## Task brief
Return every line of the entries below word for word, leaving out the pictures.

──────── Record extracts

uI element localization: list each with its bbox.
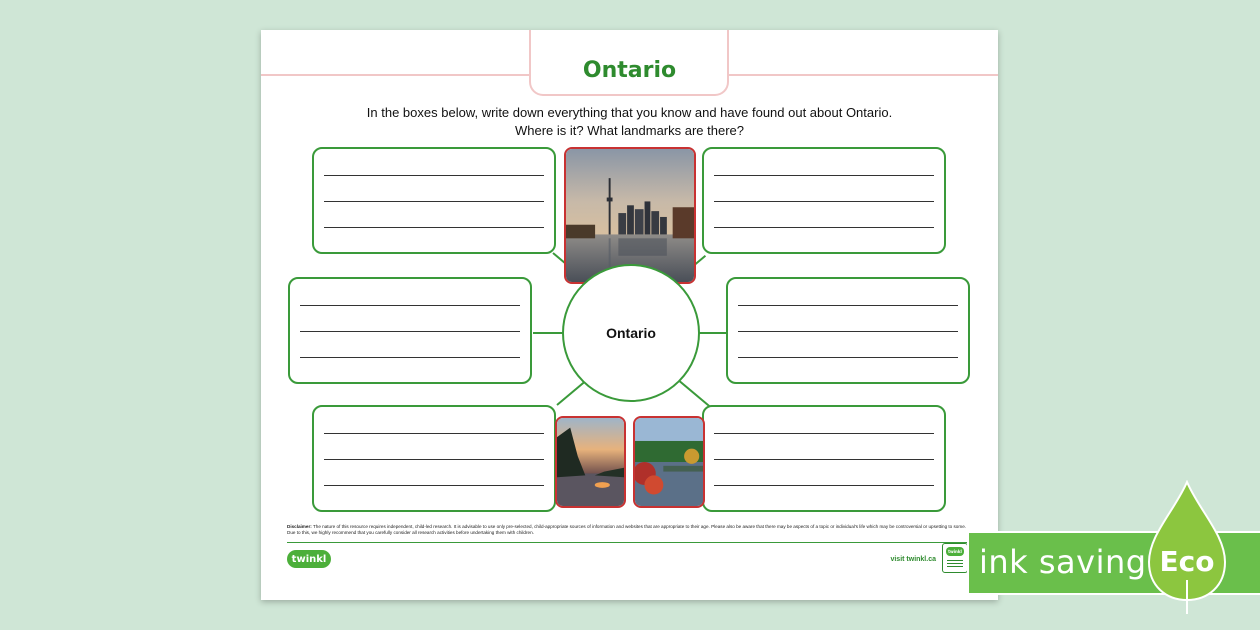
twinkl-logo[interactable]: twinkl bbox=[287, 550, 331, 568]
writing-box-top-left[interactable] bbox=[312, 147, 556, 254]
writing-line bbox=[324, 433, 544, 434]
page-title: Ontario bbox=[582, 58, 677, 83]
center-label: Ontario bbox=[606, 325, 656, 341]
writing-box-mid-left[interactable] bbox=[288, 277, 532, 384]
badge-text: twinkl bbox=[946, 547, 964, 556]
skyline-image bbox=[566, 149, 694, 282]
center-circle bbox=[562, 264, 700, 402]
disclaimer-body: The nature of this resource requires independent, child-led research. It is advisable to use only pre-selected, child-appropriate sources of information and websites that are appropriate to their age. Please also be aware that there may be aspects of a topic or individual's life which may be controversial or upsetting to some. Due to this, we highly recommend that you carefully consider all research activities before undertaking them with children. bbox=[287, 524, 967, 535]
writing-line bbox=[738, 305, 958, 306]
sunset-lake-photo bbox=[555, 416, 626, 508]
instructions bbox=[281, 104, 978, 140]
visit-link[interactable]: visit twinkl.ca bbox=[890, 556, 936, 563]
writing-line bbox=[714, 433, 934, 434]
writing-line bbox=[300, 305, 520, 306]
writing-line bbox=[324, 459, 544, 460]
writing-line bbox=[714, 201, 934, 202]
disclaimer bbox=[287, 524, 972, 536]
writing-line bbox=[324, 485, 544, 486]
writing-line bbox=[714, 227, 934, 228]
writing-line bbox=[714, 175, 934, 176]
writing-line bbox=[324, 201, 544, 202]
worksheet-page bbox=[261, 30, 998, 600]
badge-lines bbox=[947, 560, 963, 561]
writing-box-bottom-left[interactable] bbox=[312, 405, 556, 512]
writing-box-mid-right[interactable] bbox=[726, 277, 970, 384]
instructions-line-2: Where is it? What landmarks are there? bbox=[514, 123, 745, 138]
eco-label: Eco bbox=[1159, 545, 1215, 578]
autumn-lake-photo bbox=[633, 416, 705, 508]
writing-line bbox=[738, 331, 958, 332]
writing-line bbox=[738, 357, 958, 358]
writing-box-top-right[interactable] bbox=[702, 147, 946, 254]
writing-line bbox=[714, 459, 934, 460]
connector-mid-right bbox=[699, 332, 727, 334]
footer-rule bbox=[287, 542, 972, 543]
connector-mid-left bbox=[533, 332, 563, 334]
writing-line bbox=[714, 485, 934, 486]
disclaimer-heading: Disclaimer: bbox=[287, 524, 312, 529]
writing-box-bottom-right[interactable] bbox=[702, 405, 946, 512]
writing-line bbox=[324, 227, 544, 228]
quality-badge-icon bbox=[942, 543, 968, 573]
ink-saving-text: ink saving bbox=[979, 543, 1147, 581]
writing-line bbox=[324, 175, 544, 176]
instructions-line-1: In the boxes below, write down everything that you know and have found out about Ontario. bbox=[366, 105, 893, 120]
sunset-image bbox=[557, 418, 624, 506]
autumn-image bbox=[635, 418, 703, 506]
writing-line bbox=[300, 357, 520, 358]
writing-line bbox=[300, 331, 520, 332]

────────────────

## Reply
uI element localization: list each with its bbox.
twinkl-logo[interactable]: twinkl bbox=[287, 550, 331, 568]
writing-box-top-left[interactable] bbox=[312, 147, 556, 254]
writing-line bbox=[324, 433, 544, 434]
page-title: Ontario bbox=[582, 58, 677, 83]
center-label: Ontario bbox=[606, 325, 656, 341]
writing-box-mid-left[interactable] bbox=[288, 277, 532, 384]
badge-text: twinkl bbox=[946, 547, 964, 556]
skyline-image bbox=[566, 149, 694, 282]
center-circle bbox=[562, 264, 700, 402]
disclaimer-body: The nature of this resource requires independent, child-led research. It is advisable to use only pre-selected, child-appropriate sources of information and websites that are appropriate to their age. Please also be aware that there may be aspects of a topic or individual's life which may be controversial or upsetting to some. Due to this, we highly recommend that you carefully consider all research activities before undertaking them with children. bbox=[287, 524, 967, 535]
writing-line bbox=[738, 305, 958, 306]
sunset-lake-photo bbox=[555, 416, 626, 508]
instructions bbox=[281, 104, 978, 140]
visit-link[interactable]: visit twinkl.ca bbox=[890, 556, 936, 563]
writing-line bbox=[714, 433, 934, 434]
writing-line bbox=[300, 305, 520, 306]
writing-line bbox=[324, 459, 544, 460]
writing-line bbox=[714, 201, 934, 202]
disclaimer bbox=[287, 524, 972, 536]
writing-line bbox=[324, 485, 544, 486]
writing-line bbox=[714, 227, 934, 228]
writing-line bbox=[714, 175, 934, 176]
writing-line bbox=[324, 201, 544, 202]
worksheet-page bbox=[261, 30, 998, 600]
badge-lines bbox=[947, 560, 963, 561]
writing-box-bottom-left[interactable] bbox=[312, 405, 556, 512]
writing-box-mid-right[interactable] bbox=[726, 277, 970, 384]
instructions-line-2: Where is it? What landmarks are there? bbox=[514, 123, 745, 138]
eco-label: Eco bbox=[1159, 545, 1215, 578]
autumn-lake-photo bbox=[633, 416, 705, 508]
writing-line bbox=[738, 331, 958, 332]
writing-line bbox=[738, 357, 958, 358]
writing-box-top-right[interactable] bbox=[702, 147, 946, 254]
writing-line bbox=[714, 459, 934, 460]
connector-mid-right bbox=[699, 332, 727, 334]
footer-rule bbox=[287, 542, 972, 543]
connector-mid-left bbox=[533, 332, 563, 334]
writing-line bbox=[714, 485, 934, 486]
disclaimer-heading: Disclaimer: bbox=[287, 524, 312, 529]
writing-box-bottom-right[interactable] bbox=[702, 405, 946, 512]
writing-line bbox=[324, 227, 544, 228]
quality-badge-icon bbox=[942, 543, 968, 573]
ink-saving-text: ink saving bbox=[979, 543, 1147, 581]
writing-line bbox=[324, 175, 544, 176]
instructions-line-1: In the boxes below, write down everything that you know and have found out about Ontario. bbox=[366, 105, 893, 120]
sunset-image bbox=[557, 418, 624, 506]
autumn-image bbox=[635, 418, 703, 506]
writing-line bbox=[300, 357, 520, 358]
writing-line bbox=[300, 331, 520, 332]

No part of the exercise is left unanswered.